Before you write out the listing, remove the pictures; everything else stays exactly as it is.
..........
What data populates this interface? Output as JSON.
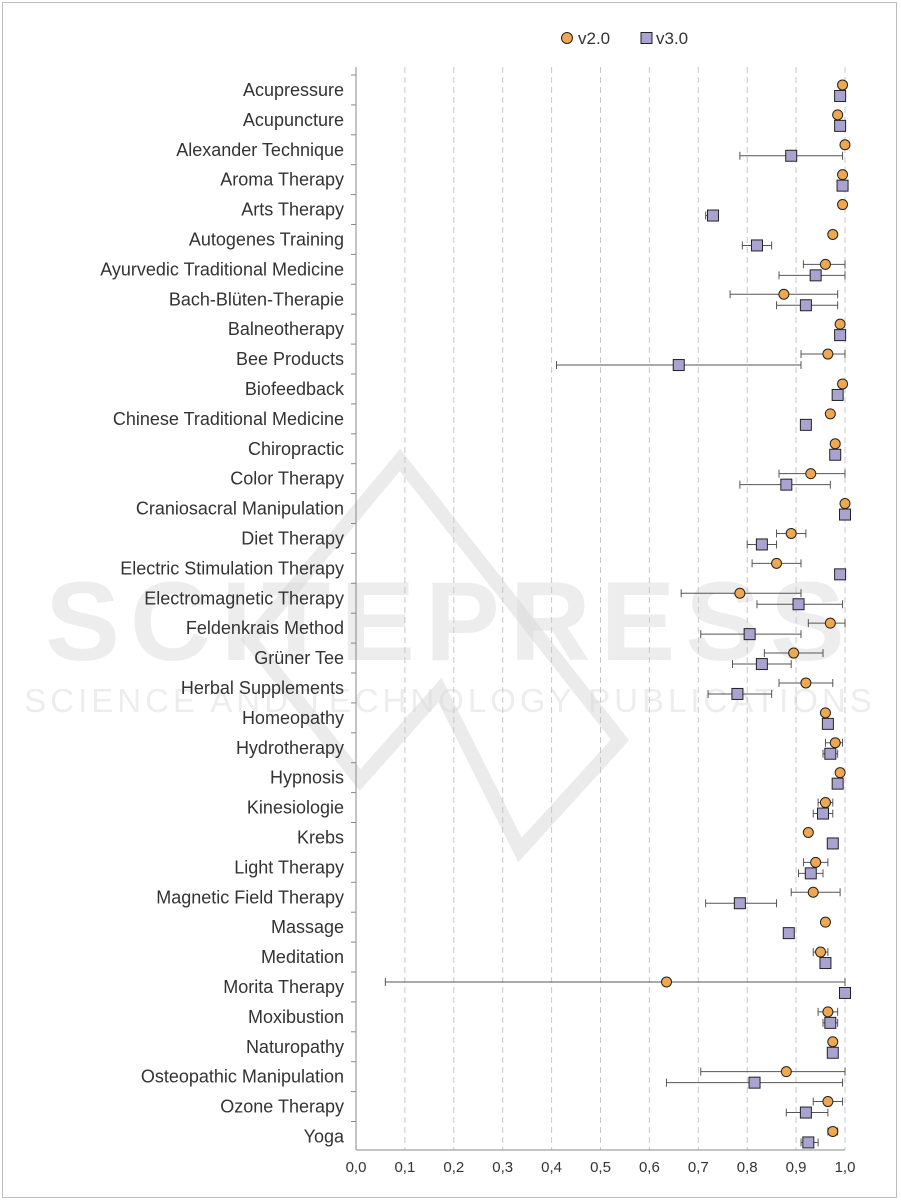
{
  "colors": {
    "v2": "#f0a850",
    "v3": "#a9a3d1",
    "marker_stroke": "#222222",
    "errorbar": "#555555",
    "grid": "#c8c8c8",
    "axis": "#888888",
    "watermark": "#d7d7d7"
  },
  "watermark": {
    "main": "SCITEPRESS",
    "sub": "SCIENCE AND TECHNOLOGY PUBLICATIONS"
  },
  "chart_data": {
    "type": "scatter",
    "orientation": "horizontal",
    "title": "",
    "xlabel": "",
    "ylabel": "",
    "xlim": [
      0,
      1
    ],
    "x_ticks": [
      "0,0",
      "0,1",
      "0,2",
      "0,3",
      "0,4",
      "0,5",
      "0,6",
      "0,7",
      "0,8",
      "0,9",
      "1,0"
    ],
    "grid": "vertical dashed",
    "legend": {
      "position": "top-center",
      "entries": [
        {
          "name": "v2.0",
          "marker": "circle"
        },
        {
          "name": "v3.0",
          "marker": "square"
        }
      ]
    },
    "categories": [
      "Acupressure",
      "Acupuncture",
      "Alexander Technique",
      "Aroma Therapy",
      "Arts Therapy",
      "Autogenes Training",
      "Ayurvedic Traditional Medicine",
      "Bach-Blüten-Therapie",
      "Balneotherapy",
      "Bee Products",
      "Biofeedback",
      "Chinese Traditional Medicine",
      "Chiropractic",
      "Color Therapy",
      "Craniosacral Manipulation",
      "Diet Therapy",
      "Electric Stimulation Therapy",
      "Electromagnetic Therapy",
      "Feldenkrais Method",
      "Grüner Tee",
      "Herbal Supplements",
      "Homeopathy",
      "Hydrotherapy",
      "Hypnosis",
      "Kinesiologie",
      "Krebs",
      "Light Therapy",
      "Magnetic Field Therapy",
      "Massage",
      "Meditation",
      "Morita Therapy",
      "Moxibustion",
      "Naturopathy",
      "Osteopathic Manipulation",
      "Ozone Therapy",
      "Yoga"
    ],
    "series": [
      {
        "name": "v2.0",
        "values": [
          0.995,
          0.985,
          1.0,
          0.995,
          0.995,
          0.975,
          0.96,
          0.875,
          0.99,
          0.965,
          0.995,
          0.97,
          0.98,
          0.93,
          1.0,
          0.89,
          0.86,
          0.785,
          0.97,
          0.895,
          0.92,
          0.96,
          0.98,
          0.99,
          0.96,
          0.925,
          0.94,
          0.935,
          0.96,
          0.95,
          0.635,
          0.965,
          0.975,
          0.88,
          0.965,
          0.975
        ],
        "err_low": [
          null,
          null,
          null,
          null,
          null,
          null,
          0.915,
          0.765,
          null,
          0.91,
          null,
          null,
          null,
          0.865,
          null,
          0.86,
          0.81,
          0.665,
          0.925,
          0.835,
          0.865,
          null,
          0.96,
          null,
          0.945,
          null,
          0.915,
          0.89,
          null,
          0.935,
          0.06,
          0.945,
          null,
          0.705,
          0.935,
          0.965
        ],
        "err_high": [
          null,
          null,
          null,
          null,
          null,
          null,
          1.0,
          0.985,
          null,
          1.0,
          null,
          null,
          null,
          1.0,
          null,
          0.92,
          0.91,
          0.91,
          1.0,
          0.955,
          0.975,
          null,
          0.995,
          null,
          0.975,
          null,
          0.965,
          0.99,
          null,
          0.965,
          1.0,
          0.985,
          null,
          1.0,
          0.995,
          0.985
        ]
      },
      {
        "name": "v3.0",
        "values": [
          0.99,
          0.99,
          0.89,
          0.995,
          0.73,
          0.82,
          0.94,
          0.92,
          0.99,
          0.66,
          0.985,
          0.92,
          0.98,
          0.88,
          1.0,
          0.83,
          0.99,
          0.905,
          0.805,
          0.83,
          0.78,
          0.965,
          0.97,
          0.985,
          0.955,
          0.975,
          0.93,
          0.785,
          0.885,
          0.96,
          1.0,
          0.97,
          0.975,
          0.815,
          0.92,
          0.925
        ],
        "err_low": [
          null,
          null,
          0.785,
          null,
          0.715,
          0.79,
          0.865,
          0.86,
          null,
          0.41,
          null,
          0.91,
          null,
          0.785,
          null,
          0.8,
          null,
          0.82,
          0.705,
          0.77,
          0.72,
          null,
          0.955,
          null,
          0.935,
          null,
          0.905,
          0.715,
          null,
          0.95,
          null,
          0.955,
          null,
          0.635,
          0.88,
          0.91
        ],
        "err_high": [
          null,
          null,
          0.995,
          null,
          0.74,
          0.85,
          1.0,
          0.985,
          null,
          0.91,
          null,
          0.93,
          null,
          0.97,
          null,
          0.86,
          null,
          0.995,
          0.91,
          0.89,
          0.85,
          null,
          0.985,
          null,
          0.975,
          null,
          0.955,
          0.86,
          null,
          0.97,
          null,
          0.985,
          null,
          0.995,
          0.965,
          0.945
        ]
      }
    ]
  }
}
..........
Response to the task ::
What data populates this interface? Output as JSON.
{
  "colors": {
    "v2": "#f0a850",
    "v3": "#a9a3d1",
    "marker_stroke": "#222222",
    "errorbar": "#555555",
    "grid": "#c8c8c8",
    "axis": "#888888",
    "watermark": "#d7d7d7"
  },
  "watermark": {
    "main": "SCITEPRESS",
    "sub": "SCIENCE AND TECHNOLOGY PUBLICATIONS"
  },
  "chart_data": {
    "type": "scatter",
    "orientation": "horizontal",
    "title": "",
    "xlabel": "",
    "ylabel": "",
    "xlim": [
      0,
      1
    ],
    "x_ticks": [
      "0,0",
      "0,1",
      "0,2",
      "0,3",
      "0,4",
      "0,5",
      "0,6",
      "0,7",
      "0,8",
      "0,9",
      "1,0"
    ],
    "grid": "vertical dashed",
    "legend": {
      "position": "top-center",
      "entries": [
        {
          "name": "v2.0",
          "marker": "circle"
        },
        {
          "name": "v3.0",
          "marker": "square"
        }
      ]
    },
    "categories": [
      "Acupressure",
      "Acupuncture",
      "Alexander Technique",
      "Aroma Therapy",
      "Arts Therapy",
      "Autogenes Training",
      "Ayurvedic Traditional Medicine",
      "Bach-Blüten-Therapie",
      "Balneotherapy",
      "Bee Products",
      "Biofeedback",
      "Chinese Traditional Medicine",
      "Chiropractic",
      "Color Therapy",
      "Craniosacral Manipulation",
      "Diet Therapy",
      "Electric Stimulation Therapy",
      "Electromagnetic Therapy",
      "Feldenkrais Method",
      "Grüner Tee",
      "Herbal Supplements",
      "Homeopathy",
      "Hydrotherapy",
      "Hypnosis",
      "Kinesiologie",
      "Krebs",
      "Light Therapy",
      "Magnetic Field Therapy",
      "Massage",
      "Meditation",
      "Morita Therapy",
      "Moxibustion",
      "Naturopathy",
      "Osteopathic Manipulation",
      "Ozone Therapy",
      "Yoga"
    ],
    "series": [
      {
        "name": "v2.0",
        "values": [
          0.995,
          0.985,
          1.0,
          0.995,
          0.995,
          0.975,
          0.96,
          0.875,
          0.99,
          0.965,
          0.995,
          0.97,
          0.98,
          0.93,
          1.0,
          0.89,
          0.86,
          0.785,
          0.97,
          0.895,
          0.92,
          0.96,
          0.98,
          0.99,
          0.96,
          0.925,
          0.94,
          0.935,
          0.96,
          0.95,
          0.635,
          0.965,
          0.975,
          0.88,
          0.965,
          0.975
        ],
        "err_low": [
          null,
          null,
          null,
          null,
          null,
          null,
          0.915,
          0.765,
          null,
          0.91,
          null,
          null,
          null,
          0.865,
          null,
          0.86,
          0.81,
          0.665,
          0.925,
          0.835,
          0.865,
          null,
          0.96,
          null,
          0.945,
          null,
          0.915,
          0.89,
          null,
          0.935,
          0.06,
          0.945,
          null,
          0.705,
          0.935,
          0.965
        ],
        "err_high": [
          null,
          null,
          null,
          null,
          null,
          null,
          1.0,
          0.985,
          null,
          1.0,
          null,
          null,
          null,
          1.0,
          null,
          0.92,
          0.91,
          0.91,
          1.0,
          0.955,
          0.975,
          null,
          0.995,
          null,
          0.975,
          null,
          0.965,
          0.99,
          null,
          0.965,
          1.0,
          0.985,
          null,
          1.0,
          0.995,
          0.985
        ]
      },
      {
        "name": "v3.0",
        "values": [
          0.99,
          0.99,
          0.89,
          0.995,
          0.73,
          0.82,
          0.94,
          0.92,
          0.99,
          0.66,
          0.985,
          0.92,
          0.98,
          0.88,
          1.0,
          0.83,
          0.99,
          0.905,
          0.805,
          0.83,
          0.78,
          0.965,
          0.97,
          0.985,
          0.955,
          0.975,
          0.93,
          0.785,
          0.885,
          0.96,
          1.0,
          0.97,
          0.975,
          0.815,
          0.92,
          0.925
        ],
        "err_low": [
          null,
          null,
          0.785,
          null,
          0.715,
          0.79,
          0.865,
          0.86,
          null,
          0.41,
          null,
          0.91,
          null,
          0.785,
          null,
          0.8,
          null,
          0.82,
          0.705,
          0.77,
          0.72,
          null,
          0.955,
          null,
          0.935,
          null,
          0.905,
          0.715,
          null,
          0.95,
          null,
          0.955,
          null,
          0.635,
          0.88,
          0.91
        ],
        "err_high": [
          null,
          null,
          0.995,
          null,
          0.74,
          0.85,
          1.0,
          0.985,
          null,
          0.91,
          null,
          0.93,
          null,
          0.97,
          null,
          0.86,
          null,
          0.995,
          0.91,
          0.89,
          0.85,
          null,
          0.985,
          null,
          0.975,
          null,
          0.955,
          0.86,
          null,
          0.97,
          null,
          0.985,
          null,
          0.995,
          0.965,
          0.945
        ]
      }
    ]
  }
}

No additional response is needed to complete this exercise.